Could you output each line of the data that follows exactly?

▶

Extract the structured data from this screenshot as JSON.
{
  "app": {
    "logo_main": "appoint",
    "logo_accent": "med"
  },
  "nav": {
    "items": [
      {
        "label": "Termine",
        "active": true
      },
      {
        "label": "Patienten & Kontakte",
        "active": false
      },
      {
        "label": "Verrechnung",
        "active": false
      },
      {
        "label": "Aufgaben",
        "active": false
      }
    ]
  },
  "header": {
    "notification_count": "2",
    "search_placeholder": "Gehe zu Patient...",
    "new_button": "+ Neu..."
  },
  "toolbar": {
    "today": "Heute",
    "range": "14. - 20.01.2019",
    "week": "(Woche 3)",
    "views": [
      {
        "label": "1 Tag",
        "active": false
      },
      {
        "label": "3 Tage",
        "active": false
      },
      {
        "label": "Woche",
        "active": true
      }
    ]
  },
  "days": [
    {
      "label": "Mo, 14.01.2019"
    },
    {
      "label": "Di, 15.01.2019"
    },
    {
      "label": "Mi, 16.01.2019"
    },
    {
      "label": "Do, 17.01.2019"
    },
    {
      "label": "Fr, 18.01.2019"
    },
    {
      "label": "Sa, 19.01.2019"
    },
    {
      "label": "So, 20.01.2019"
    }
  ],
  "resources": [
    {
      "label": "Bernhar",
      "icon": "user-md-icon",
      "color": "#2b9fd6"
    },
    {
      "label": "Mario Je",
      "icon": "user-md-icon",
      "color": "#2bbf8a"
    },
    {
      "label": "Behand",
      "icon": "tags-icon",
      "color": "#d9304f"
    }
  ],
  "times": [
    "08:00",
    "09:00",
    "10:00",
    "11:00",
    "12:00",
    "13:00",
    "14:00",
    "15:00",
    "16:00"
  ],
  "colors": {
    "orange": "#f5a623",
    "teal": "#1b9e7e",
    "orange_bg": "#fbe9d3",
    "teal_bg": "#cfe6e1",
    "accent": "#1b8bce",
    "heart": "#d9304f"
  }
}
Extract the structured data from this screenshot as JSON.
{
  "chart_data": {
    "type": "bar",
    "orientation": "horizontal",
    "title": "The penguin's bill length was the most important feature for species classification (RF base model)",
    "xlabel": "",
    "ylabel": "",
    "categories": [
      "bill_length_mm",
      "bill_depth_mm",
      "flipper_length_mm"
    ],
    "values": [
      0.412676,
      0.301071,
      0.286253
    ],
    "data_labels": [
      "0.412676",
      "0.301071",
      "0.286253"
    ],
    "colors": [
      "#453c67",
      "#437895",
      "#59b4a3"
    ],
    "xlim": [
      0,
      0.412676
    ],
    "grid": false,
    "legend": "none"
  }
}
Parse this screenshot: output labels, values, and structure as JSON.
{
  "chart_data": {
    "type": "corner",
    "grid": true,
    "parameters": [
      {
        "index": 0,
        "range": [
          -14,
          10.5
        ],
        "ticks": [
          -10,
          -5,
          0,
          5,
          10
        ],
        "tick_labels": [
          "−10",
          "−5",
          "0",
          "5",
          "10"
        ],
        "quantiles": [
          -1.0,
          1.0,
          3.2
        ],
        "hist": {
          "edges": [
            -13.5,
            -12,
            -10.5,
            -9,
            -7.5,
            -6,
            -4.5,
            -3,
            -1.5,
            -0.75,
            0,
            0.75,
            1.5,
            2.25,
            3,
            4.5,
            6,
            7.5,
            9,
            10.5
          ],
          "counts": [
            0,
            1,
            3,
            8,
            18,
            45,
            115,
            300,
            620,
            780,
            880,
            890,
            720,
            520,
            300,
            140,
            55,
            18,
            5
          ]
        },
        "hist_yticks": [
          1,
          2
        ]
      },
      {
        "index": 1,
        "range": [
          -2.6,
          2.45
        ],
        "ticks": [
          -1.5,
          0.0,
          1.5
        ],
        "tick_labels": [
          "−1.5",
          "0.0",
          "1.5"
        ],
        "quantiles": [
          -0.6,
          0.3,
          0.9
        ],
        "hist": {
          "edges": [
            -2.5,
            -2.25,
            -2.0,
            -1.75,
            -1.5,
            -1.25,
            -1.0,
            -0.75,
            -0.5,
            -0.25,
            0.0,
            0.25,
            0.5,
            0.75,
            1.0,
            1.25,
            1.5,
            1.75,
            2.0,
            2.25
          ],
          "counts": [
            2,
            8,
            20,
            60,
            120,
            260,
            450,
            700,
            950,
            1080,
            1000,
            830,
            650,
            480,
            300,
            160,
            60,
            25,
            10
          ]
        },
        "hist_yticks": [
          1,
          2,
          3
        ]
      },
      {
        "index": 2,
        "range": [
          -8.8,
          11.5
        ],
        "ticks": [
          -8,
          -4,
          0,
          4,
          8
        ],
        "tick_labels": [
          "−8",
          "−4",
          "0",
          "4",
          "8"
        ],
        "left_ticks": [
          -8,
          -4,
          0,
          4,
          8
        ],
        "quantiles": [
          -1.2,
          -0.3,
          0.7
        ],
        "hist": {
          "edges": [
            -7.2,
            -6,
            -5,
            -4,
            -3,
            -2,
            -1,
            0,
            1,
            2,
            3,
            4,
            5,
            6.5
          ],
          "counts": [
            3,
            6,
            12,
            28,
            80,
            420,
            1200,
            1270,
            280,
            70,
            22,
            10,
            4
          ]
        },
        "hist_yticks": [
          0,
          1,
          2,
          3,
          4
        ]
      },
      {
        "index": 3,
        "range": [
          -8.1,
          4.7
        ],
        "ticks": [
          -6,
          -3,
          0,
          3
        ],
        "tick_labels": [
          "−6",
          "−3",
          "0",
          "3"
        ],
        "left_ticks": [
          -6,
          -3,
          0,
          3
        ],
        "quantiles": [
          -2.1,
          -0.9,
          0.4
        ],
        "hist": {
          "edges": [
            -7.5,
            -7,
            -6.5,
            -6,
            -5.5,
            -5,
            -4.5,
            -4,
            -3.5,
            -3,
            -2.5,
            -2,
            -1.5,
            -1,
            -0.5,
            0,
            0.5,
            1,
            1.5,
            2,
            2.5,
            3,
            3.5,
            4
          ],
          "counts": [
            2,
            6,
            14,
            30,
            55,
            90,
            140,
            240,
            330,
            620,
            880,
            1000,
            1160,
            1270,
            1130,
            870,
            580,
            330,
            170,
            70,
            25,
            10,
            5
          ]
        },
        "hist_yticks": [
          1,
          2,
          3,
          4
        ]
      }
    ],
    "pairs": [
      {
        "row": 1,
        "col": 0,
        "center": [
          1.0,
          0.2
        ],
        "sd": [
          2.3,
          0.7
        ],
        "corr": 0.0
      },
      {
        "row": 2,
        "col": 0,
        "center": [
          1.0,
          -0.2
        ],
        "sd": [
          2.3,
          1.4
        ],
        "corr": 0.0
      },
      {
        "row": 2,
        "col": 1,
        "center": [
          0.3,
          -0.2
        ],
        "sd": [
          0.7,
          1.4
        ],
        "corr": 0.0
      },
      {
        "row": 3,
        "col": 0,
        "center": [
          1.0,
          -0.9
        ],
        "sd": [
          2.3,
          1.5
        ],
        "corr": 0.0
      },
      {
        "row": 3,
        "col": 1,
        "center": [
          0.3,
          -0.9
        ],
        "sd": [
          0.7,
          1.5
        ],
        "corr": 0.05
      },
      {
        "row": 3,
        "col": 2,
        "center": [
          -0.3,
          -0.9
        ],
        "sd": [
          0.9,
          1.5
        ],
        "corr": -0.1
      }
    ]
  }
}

◀

# Solved exercise
Extract the structured data from this screenshot as JSON.
{
  "app": {
    "logo_main": "appoint",
    "logo_accent": "med"
  },
  "nav": {
    "items": [
      {
        "label": "Termine",
        "active": true
      },
      {
        "label": "Patienten & Kontakte",
        "active": false
      },
      {
        "label": "Verrechnung",
        "active": false
      },
      {
        "label": "Aufgaben",
        "active": false
      }
    ]
  },
  "header": {
    "notification_count": "2",
    "search_placeholder": "Gehe zu Patient...",
    "new_button": "+ Neu..."
  },
  "toolbar": {
    "today": "Heute",
    "range": "14. - 20.01.2019",
    "week": "(Woche 3)",
    "views": [
      {
        "label": "1 Tag",
        "active": false
      },
      {
        "label": "3 Tage",
        "active": false
      },
      {
        "label": "Woche",
        "active": true
      }
    ]
  },
  "days": [
    {
      "label": "Mo, 14.01.2019"
    },
    {
      "label": "Di, 15.01.2019"
    },
    {
      "label": "Mi, 16.01.2019"
    },
    {
      "label": "Do, 17.01.2019"
    },
    {
      "label": "Fr, 18.01.2019"
    },
    {
      "label": "Sa, 19.01.2019"
    },
    {
      "label": "So, 20.01.2019"
    }
  ],
  "resources": [
    {
      "label": "Bernhar",
      "icon": "user-md-icon",
      "color": "#2b9fd6"
    },
    {
      "label": "Mario Je",
      "icon": "user-md-icon",
      "color": "#2bbf8a"
    },
    {
      "label": "Behand",
      "icon": "tags-icon",
      "color": "#d9304f"
    }
  ],
  "times": [
    "08:00",
    "09:00",
    "10:00",
    "11:00",
    "12:00",
    "13:00",
    "14:00",
    "15:00",
    "16:00"
  ],
  "colors": {
    "orange": "#f5a623",
    "teal": "#1b9e7e",
    "orange_bg": "#fbe9d3",
    "teal_bg": "#cfe6e1",
    "accent": "#1b8bce",
    "heart": "#d9304f"
  }
}
Extract the structured data from this screenshot as JSON.
{
  "chart_data": {
    "type": "bar",
    "orientation": "horizontal",
    "title": "The penguin's bill length was the most important feature for species classification (RF base model)",
    "xlabel": "",
    "ylabel": "",
    "categories": [
      "bill_length_mm",
      "bill_depth_mm",
      "flipper_length_mm"
    ],
    "values": [
      0.412676,
      0.301071,
      0.286253
    ],
    "data_labels": [
      "0.412676",
      "0.301071",
      "0.286253"
    ],
    "colors": [
      "#453c67",
      "#437895",
      "#59b4a3"
    ],
    "xlim": [
      0,
      0.412676
    ],
    "grid": false,
    "legend": "none"
  }
}
Parse this screenshot: output labels, values, and structure as JSON.
{
  "chart_data": {
    "type": "corner",
    "grid": true,
    "parameters": [
      {
        "index": 0,
        "range": [
          -14,
          10.5
        ],
        "ticks": [
          -10,
          -5,
          0,
          5,
          10
        ],
        "tick_labels": [
          "−10",
          "−5",
          "0",
          "5",
          "10"
        ],
        "quantiles": [
          -1.0,
          1.0,
          3.2
        ],
        "hist": {
          "edges": [
            -13.5,
            -12,
            -10.5,
            -9,
            -7.5,
            -6,
            -4.5,
            -3,
            -1.5,
            -0.75,
            0,
            0.75,
            1.5,
            2.25,
            3,
            4.5,
            6,
            7.5,
            9,
            10.5
          ],
          "counts": [
            0,
            1,
            3,
            8,
            18,
            45,
            115,
            300,
            620,
            780,
            880,
            890,
            720,
            520,
            300,
            140,
            55,
            18,
            5
          ]
        },
        "hist_yticks": [
          1,
          2
        ]
      },
      {
        "index": 1,
        "range": [
          -2.6,
          2.45
        ],
        "ticks": [
          -1.5,
          0.0,
          1.5
        ],
        "tick_labels": [
          "−1.5",
          "0.0",
          "1.5"
        ],
        "quantiles": [
          -0.6,
          0.3,
          0.9
        ],
        "hist": {
          "edges": [
            -2.5,
            -2.25,
            -2.0,
            -1.75,
            -1.5,
            -1.25,
            -1.0,
            -0.75,
            -0.5,
            -0.25,
            0.0,
            0.25,
            0.5,
            0.75,
            1.0,
            1.25,
            1.5,
            1.75,
            2.0,
            2.25
          ],
          "counts": [
            2,
            8,
            20,
            60,
            120,
            260,
            450,
            700,
            950,
            1080,
            1000,
            830,
            650,
            480,
            300,
            160,
            60,
            25,
            10
          ]
        },
        "hist_yticks": [
          1,
          2,
          3
        ]
      },
      {
        "index": 2,
        "range": [
          -8.8,
          11.5
        ],
        "ticks": [
          -8,
          -4,
          0,
          4,
          8
        ],
        "tick_labels": [
          "−8",
          "−4",
          "0",
          "4",
          "8"
        ],
        "left_ticks": [
          -8,
          -4,
          0,
          4,
          8
        ],
        "quantiles": [
          -1.2,
          -0.3,
          0.7
        ],
        "hist": {
          "edges": [
            -7.2,
            -6,
            -5,
            -4,
            -3,
            -2,
            -1,
            0,
            1,
            2,
            3,
            4,
            5,
            6.5
          ],
          "counts": [
            3,
            6,
            12,
            28,
            80,
            420,
            1200,
            1270,
            280,
            70,
            22,
            10,
            4
          ]
        },
        "hist_yticks": [
          0,
          1,
          2,
          3,
          4
        ]
      },
      {
        "index": 3,
        "range": [
          -8.1,
          4.7
        ],
        "ticks": [
          -6,
          -3,
          0,
          3
        ],
        "tick_labels": [
          "−6",
          "−3",
          "0",
          "3"
        ],
        "left_ticks": [
          -6,
          -3,
          0,
          3
        ],
        "quantiles": [
          -2.1,
          -0.9,
          0.4
        ],
        "hist": {
          "edges": [
            -7.5,
            -7,
            -6.5,
            -6,
            -5.5,
            -5,
            -4.5,
            -4,
            -3.5,
            -3,
            -2.5,
            -2,
            -1.5,
            -1,
            -0.5,
            0,
            0.5,
            1,
            1.5,
            2,
            2.5,
            3,
            3.5,
            4
          ],
          "counts": [
            2,
            6,
            14,
            30,
            55,
            90,
            140,
            240,
            330,
            620,
            880,
            1000,
            1160,
            1270,
            1130,
            870,
            580,
            330,
            170,
            70,
            25,
            10,
            5
          ]
        },
        "hist_yticks": [
          1,
          2,
          3,
          4
        ]
      }
    ],
    "pairs": [
      {
        "row": 1,
        "col": 0,
        "center": [
          1.0,
          0.2
        ],
        "sd": [
          2.3,
          0.7
        ],
        "corr": 0.0
      },
      {
        "row": 2,
        "col": 0,
        "center": [
          1.0,
          -0.2
        ],
        "sd": [
          2.3,
          1.4
        ],
        "corr": 0.0
      },
      {
        "row": 2,
        "col": 1,
        "center": [
          0.3,
          -0.2
        ],
        "sd": [
          0.7,
          1.4
        ],
        "corr": 0.0
      },
      {
        "row": 3,
        "col": 0,
        "center": [
          1.0,
          -0.9
        ],
        "sd": [
          2.3,
          1.5
        ],
        "corr": 0.0
      },
      {
        "row": 3,
        "col": 1,
        "center": [
          0.3,
          -0.9
        ],
        "sd": [
          0.7,
          1.5
        ],
        "corr": 0.05
      },
      {
        "row": 3,
        "col": 2,
        "center": [
          -0.3,
          -0.9
        ],
        "sd": [
          0.9,
          1.5
        ],
        "corr": -0.1
      }
    ]
  }
}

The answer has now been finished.